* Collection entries
--
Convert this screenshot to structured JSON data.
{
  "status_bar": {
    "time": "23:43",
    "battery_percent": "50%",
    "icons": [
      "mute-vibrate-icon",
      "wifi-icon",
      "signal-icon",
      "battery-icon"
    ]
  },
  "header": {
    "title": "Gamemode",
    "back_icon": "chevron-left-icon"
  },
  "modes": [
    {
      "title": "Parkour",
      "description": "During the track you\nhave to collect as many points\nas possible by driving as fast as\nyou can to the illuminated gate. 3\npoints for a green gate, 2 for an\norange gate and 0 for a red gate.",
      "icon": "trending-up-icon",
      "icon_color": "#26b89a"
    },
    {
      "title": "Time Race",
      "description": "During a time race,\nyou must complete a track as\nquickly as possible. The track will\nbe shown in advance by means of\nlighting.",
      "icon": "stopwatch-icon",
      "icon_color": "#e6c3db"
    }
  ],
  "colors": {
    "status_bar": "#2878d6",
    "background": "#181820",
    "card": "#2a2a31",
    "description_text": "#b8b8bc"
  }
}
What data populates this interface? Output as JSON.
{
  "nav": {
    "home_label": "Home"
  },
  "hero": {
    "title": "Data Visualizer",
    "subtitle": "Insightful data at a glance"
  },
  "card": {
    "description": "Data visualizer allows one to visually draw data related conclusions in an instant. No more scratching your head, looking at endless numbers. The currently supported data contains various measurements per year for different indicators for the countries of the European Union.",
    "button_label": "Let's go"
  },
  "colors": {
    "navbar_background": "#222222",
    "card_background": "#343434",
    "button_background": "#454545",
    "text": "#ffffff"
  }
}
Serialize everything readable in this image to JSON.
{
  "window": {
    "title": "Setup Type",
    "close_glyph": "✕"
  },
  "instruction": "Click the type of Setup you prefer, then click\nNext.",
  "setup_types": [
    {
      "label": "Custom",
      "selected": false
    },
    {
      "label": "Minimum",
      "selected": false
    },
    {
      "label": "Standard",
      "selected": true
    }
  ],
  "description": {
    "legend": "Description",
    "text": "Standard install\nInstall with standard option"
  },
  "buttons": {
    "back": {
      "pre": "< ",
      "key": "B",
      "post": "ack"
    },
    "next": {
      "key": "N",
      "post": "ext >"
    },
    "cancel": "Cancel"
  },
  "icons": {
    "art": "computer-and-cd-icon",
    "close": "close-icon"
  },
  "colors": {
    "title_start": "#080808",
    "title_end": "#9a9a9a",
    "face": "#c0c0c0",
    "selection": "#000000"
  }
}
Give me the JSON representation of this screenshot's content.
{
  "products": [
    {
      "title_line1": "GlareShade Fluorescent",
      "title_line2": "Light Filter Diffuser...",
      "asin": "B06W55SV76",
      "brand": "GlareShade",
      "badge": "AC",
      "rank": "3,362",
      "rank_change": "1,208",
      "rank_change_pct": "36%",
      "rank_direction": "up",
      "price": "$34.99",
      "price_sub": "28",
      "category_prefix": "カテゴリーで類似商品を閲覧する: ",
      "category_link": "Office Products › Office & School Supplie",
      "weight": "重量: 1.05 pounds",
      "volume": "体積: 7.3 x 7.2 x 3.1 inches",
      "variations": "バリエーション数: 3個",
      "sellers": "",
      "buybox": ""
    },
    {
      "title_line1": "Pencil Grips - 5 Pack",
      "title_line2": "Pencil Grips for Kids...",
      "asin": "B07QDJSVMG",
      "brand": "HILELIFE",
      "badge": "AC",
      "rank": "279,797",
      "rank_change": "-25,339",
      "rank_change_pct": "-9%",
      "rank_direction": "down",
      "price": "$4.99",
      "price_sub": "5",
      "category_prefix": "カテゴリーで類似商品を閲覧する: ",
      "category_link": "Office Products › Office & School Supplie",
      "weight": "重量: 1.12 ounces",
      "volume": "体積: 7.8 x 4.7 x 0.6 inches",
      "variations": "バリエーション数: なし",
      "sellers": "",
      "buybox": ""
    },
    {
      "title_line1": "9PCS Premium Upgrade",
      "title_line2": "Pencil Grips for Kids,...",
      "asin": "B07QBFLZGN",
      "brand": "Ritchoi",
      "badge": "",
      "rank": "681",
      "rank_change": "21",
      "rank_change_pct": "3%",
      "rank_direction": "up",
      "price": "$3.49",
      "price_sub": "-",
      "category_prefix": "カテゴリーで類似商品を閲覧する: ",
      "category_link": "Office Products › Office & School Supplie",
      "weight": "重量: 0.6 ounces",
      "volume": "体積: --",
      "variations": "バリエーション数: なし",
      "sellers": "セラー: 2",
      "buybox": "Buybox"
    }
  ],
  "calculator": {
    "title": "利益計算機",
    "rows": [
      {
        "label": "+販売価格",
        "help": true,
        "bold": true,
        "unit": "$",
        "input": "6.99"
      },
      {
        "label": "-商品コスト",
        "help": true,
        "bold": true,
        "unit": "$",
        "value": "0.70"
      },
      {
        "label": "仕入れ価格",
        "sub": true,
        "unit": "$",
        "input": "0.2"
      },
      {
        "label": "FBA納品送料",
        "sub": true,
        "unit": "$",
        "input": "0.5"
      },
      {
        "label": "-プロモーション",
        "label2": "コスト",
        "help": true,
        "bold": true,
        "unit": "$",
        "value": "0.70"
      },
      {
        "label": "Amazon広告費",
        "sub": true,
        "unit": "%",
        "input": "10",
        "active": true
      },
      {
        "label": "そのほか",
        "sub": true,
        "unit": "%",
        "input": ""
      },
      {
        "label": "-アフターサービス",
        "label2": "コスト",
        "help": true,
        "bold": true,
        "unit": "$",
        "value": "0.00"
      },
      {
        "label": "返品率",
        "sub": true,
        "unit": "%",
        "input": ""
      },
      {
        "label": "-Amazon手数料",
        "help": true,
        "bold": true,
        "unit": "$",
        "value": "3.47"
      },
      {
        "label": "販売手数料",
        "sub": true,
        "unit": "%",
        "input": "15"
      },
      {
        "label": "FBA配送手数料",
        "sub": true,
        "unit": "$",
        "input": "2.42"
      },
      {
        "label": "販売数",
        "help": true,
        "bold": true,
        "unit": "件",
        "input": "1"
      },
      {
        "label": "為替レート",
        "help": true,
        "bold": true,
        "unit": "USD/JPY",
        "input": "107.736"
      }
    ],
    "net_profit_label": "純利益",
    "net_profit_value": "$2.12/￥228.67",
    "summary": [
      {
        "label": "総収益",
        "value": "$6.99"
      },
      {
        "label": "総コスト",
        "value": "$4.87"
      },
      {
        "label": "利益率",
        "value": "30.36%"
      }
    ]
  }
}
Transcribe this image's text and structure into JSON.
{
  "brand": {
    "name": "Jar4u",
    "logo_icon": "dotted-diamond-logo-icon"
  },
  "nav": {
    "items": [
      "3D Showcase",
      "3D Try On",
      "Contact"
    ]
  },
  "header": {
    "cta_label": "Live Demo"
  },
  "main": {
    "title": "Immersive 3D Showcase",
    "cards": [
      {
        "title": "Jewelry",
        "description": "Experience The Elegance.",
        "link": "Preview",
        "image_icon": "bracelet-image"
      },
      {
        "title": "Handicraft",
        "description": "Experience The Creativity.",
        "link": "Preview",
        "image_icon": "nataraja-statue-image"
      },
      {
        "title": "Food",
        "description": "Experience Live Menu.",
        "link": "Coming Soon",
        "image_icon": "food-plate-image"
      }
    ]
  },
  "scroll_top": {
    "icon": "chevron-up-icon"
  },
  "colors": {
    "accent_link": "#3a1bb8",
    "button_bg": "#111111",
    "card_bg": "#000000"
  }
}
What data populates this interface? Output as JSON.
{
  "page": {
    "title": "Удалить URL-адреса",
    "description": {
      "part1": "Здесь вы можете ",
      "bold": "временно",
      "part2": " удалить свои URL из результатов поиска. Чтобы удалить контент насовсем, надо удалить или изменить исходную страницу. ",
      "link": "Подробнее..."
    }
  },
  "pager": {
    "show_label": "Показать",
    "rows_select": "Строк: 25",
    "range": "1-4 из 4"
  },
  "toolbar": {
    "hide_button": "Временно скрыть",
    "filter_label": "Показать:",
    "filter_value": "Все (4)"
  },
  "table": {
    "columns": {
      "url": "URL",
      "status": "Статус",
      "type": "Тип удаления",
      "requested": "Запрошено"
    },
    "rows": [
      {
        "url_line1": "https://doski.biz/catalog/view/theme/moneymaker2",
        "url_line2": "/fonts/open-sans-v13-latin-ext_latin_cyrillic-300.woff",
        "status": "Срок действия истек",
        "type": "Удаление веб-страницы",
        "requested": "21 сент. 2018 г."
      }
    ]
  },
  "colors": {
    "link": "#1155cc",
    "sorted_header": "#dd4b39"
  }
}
--
* Short task
Scan the data for the word "ounces" and copy every line where it shows up.

* Exercise response
      "weight": "重量: 1.12 ounces",
      "weight": "重量: 0.6 ounces",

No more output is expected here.